**Directions**. Restate every entry word for word.

[Data records]
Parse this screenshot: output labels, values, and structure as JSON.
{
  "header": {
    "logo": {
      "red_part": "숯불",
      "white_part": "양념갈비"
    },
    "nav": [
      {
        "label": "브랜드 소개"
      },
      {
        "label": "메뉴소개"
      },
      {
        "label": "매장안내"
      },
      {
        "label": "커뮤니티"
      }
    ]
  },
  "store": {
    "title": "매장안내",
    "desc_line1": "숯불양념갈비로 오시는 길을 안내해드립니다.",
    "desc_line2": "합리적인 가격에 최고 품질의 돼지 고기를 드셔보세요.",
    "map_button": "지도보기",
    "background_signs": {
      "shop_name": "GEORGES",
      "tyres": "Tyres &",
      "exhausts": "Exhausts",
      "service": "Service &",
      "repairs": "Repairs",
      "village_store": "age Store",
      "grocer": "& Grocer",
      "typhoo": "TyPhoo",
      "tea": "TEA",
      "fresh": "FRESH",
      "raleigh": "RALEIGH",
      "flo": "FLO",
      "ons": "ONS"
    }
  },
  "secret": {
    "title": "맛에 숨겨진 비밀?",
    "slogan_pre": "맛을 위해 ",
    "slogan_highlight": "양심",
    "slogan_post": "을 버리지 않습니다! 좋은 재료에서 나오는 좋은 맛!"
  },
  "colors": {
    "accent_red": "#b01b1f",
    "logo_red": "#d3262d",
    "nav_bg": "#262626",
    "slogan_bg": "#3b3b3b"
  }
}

**Written response**.
Parse this screenshot: output labels, values, and structure as JSON.
{
  "header": {
    "logo": {
      "red_part": "숯불",
      "white_part": "양념갈비"
    },
    "nav": [
      {
        "label": "브랜드 소개"
      },
      {
        "label": "메뉴소개"
      },
      {
        "label": "매장안내"
      },
      {
        "label": "커뮤니티"
      }
    ]
  },
  "store": {
    "title": "매장안내",
    "desc_line1": "숯불양념갈비로 오시는 길을 안내해드립니다.",
    "desc_line2": "합리적인 가격에 최고 품질의 돼지 고기를 드셔보세요.",
    "map_button": "지도보기",
    "background_signs": {
      "shop_name": "GEORGES",
      "tyres": "Tyres &",
      "exhausts": "Exhausts",
      "service": "Service &",
      "repairs": "Repairs",
      "village_store": "age Store",
      "grocer": "& Grocer",
      "typhoo": "TyPhoo",
      "tea": "TEA",
      "fresh": "FRESH",
      "raleigh": "RALEIGH",
      "flo": "FLO",
      "ons": "ONS"
    }
  },
  "secret": {
    "title": "맛에 숨겨진 비밀?",
    "slogan_pre": "맛을 위해 ",
    "slogan_highlight": "양심",
    "slogan_post": "을 버리지 않습니다! 좋은 재료에서 나오는 좋은 맛!"
  },
  "colors": {
    "accent_red": "#b01b1f",
    "logo_red": "#d3262d",
    "nav_bg": "#262626",
    "slogan_bg": "#3b3b3b"
  }
}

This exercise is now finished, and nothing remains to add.